▶ GIVEN ENTRIES
=====

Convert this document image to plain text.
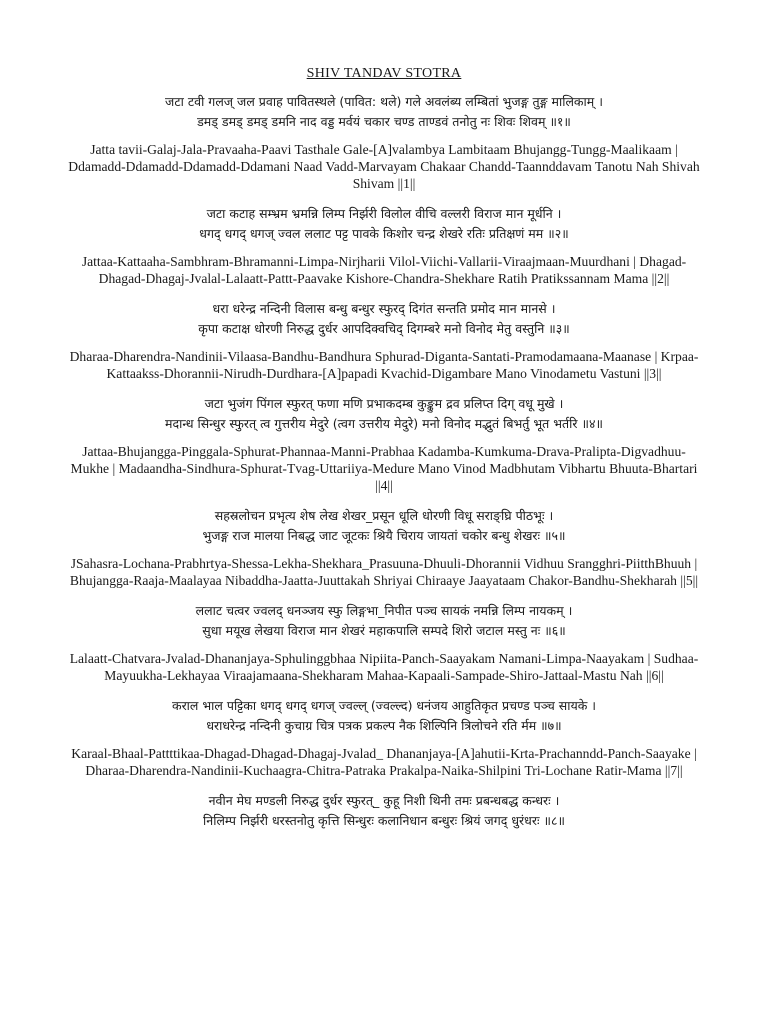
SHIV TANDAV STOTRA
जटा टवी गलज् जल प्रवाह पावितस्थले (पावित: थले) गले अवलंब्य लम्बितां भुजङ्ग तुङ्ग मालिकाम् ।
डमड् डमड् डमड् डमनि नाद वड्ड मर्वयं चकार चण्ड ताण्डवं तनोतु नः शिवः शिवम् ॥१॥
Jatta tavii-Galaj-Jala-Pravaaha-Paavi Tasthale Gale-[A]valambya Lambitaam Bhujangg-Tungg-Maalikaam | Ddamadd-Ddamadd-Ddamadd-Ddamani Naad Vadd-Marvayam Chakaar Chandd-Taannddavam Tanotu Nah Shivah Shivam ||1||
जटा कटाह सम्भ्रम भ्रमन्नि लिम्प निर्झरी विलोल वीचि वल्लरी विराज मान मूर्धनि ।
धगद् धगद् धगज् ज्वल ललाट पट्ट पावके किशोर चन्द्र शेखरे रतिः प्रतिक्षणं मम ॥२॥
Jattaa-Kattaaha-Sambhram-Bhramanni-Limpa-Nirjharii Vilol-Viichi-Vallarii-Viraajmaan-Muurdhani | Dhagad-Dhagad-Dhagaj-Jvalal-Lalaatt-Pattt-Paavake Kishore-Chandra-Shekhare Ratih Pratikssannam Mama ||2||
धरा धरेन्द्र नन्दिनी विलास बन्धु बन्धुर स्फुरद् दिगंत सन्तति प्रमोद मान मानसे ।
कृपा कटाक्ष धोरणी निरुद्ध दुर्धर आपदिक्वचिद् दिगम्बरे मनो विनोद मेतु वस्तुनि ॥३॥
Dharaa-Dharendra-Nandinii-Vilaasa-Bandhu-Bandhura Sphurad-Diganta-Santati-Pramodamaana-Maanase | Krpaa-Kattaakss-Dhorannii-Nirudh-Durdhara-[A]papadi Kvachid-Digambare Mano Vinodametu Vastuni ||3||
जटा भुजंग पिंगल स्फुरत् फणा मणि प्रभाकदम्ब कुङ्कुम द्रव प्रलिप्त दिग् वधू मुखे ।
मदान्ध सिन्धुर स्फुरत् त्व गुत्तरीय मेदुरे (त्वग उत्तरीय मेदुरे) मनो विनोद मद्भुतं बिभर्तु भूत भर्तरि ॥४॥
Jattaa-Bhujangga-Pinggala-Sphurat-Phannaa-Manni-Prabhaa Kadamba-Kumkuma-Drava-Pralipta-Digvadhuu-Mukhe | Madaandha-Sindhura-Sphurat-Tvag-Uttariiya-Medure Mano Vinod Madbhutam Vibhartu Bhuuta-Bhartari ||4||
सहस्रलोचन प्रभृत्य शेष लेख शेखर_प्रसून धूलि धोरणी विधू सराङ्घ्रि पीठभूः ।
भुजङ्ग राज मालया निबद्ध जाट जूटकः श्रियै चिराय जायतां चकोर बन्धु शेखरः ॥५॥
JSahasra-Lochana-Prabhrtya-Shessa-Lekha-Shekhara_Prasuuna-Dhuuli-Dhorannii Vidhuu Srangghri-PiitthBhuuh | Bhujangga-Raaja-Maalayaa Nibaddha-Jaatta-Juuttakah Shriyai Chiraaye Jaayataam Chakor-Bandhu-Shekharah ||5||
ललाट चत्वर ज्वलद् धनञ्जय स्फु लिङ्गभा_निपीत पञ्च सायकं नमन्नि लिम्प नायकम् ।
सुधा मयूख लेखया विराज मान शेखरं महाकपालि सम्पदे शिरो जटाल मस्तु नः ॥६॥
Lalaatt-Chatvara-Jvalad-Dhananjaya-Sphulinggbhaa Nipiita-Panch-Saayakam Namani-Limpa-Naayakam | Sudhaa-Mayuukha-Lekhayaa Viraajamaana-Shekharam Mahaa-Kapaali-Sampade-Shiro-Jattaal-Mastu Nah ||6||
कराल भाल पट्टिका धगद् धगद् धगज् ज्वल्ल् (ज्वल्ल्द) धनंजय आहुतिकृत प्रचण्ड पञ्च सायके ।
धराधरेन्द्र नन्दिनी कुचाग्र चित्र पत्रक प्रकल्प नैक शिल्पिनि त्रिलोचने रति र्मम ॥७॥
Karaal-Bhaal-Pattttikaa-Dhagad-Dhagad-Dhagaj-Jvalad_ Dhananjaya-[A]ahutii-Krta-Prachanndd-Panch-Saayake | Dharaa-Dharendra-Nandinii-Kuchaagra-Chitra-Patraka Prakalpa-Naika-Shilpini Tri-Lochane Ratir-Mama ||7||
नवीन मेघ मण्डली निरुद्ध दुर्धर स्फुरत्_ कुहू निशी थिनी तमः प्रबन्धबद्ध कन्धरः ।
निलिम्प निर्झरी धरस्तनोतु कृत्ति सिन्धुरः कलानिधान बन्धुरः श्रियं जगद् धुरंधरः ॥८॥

=====

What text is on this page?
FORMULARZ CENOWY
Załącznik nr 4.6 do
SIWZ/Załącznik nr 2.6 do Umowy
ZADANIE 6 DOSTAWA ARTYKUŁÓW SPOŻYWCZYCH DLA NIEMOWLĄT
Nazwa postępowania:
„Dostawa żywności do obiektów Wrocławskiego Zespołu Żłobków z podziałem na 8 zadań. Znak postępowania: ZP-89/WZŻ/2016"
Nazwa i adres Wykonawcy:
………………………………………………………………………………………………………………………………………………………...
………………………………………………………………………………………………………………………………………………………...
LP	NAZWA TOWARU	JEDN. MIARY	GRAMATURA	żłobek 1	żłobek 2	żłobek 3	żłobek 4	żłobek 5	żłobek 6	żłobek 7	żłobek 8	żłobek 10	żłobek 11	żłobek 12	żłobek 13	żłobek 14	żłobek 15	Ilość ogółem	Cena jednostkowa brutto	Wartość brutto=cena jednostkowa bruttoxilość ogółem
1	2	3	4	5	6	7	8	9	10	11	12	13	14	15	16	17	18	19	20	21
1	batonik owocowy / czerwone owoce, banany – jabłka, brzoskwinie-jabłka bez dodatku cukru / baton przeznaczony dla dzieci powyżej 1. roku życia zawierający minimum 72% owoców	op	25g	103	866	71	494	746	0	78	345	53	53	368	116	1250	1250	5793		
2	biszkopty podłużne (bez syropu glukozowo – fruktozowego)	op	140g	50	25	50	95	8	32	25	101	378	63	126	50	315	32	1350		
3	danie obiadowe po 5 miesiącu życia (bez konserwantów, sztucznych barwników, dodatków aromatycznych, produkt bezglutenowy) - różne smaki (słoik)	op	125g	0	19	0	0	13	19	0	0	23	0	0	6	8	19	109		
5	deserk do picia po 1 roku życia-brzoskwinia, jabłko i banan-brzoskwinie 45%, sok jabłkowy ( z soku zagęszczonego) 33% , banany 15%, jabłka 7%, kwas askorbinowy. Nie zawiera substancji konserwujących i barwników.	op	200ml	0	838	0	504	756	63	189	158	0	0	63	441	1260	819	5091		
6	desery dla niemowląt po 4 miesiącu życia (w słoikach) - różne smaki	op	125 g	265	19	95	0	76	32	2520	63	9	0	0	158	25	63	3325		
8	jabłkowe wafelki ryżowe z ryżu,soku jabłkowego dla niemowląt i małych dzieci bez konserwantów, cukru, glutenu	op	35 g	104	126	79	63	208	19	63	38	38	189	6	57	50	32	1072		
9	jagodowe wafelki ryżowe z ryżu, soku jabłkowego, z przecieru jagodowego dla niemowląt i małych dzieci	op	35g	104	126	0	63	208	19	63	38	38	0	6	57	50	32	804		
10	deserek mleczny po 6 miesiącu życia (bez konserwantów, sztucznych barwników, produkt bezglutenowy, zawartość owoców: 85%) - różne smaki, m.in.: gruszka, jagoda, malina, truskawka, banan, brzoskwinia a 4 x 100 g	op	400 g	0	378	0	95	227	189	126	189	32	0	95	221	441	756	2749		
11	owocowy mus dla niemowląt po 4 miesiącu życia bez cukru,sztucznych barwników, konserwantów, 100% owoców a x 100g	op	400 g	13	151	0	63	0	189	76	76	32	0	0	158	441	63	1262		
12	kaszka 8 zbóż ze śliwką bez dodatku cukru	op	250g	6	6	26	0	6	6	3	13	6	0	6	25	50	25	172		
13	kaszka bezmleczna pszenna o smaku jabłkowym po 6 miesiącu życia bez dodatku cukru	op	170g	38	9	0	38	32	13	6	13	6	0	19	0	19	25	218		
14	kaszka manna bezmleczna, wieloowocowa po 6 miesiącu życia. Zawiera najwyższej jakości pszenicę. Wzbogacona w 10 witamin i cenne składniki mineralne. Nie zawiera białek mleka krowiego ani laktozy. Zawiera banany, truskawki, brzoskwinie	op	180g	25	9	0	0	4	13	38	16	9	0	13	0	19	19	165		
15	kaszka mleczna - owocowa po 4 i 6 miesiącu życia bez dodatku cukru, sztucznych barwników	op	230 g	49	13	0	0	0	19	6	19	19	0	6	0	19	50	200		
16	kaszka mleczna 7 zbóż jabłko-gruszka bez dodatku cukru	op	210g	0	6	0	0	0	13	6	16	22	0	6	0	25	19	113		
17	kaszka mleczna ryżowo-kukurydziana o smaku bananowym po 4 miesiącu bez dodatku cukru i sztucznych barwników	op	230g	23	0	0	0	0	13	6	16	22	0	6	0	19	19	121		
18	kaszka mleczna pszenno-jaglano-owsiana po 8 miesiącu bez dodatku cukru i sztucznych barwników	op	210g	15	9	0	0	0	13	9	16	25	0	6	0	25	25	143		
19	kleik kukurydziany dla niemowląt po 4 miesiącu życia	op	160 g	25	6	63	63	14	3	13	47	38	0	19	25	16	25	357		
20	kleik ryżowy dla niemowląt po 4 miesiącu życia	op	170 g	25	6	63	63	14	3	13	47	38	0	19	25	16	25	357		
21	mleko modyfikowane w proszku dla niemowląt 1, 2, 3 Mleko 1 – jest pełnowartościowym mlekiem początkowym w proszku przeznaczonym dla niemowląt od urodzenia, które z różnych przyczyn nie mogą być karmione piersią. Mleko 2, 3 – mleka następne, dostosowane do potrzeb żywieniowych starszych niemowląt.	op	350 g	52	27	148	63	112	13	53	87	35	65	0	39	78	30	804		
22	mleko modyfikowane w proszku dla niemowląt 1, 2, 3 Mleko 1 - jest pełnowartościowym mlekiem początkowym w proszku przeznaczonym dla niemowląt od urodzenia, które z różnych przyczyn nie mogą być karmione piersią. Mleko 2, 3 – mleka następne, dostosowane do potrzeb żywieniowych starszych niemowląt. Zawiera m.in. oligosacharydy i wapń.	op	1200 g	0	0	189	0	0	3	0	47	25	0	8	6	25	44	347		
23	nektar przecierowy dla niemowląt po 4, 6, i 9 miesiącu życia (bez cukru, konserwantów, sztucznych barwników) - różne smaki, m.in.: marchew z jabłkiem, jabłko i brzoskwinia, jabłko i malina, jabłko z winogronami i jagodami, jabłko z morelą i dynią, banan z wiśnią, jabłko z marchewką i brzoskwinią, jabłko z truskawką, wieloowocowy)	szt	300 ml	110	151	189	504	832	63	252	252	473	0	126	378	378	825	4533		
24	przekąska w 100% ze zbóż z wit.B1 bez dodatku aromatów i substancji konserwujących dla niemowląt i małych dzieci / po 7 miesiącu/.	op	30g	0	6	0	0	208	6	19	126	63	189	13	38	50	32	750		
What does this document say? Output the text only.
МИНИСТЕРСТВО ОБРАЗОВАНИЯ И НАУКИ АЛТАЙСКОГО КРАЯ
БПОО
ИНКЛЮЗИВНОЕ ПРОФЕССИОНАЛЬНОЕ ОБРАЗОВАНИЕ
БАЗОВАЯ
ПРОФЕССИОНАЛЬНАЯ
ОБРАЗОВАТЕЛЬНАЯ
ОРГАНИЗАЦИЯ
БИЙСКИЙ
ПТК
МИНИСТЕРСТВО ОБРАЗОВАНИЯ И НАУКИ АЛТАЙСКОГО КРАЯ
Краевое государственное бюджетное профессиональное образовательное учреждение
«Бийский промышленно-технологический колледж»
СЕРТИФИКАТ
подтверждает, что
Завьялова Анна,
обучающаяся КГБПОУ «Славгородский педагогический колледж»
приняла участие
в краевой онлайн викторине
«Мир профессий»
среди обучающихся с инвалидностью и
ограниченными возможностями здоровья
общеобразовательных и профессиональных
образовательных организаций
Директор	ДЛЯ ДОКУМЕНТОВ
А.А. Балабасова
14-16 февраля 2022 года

=====

▶ WRITTEN REQUEST
Copy every line of the entries above in which "brzoskwinia" occurs.

▶ ANSWER TO THE TASK
5	deserk do picia po 1 roku życia-brzoskwinia, jabłko i banan-brzoskwinie 45%, sok jabłkowy ( z soku zagęszczonego) 33% , banany 15%, jabłka 7%, kwas askorbinowy. Nie zawiera substancji konserwujących i barwników.	op	200ml	0	838	0	504	756	63	189	158	0	0	63	441	1260	819	5091		
10	deserek mleczny po 6 miesiącu życia (bez konserwantów, sztucznych barwników, produkt bezglutenowy, zawartość owoców: 85%) - różne smaki, m.in.: gruszka, jagoda, malina, truskawka, banan, brzoskwinia a 4 x 100 g	op	400 g	0	378	0	95	227	189	126	189	32	0	95	221	441	756	2749		
23	nektar przecierowy dla niemowląt po 4, 6, i 9 miesiącu życia (bez cukru, konserwantów, sztucznych barwników) - różne smaki, m.in.: marchew z jabłkiem, jabłko i brzoskwinia, jabłko i malina, jabłko z winogronami i jagodami, jabłko z morelą i dynią, banan z wiśnią, jabłko z marchewką i brzoskwinią, jabłko z truskawką, wieloowocowy)	szt	300 ml	110	151	189	504	832	63	252	252	473	0	126	378	378	825	4533		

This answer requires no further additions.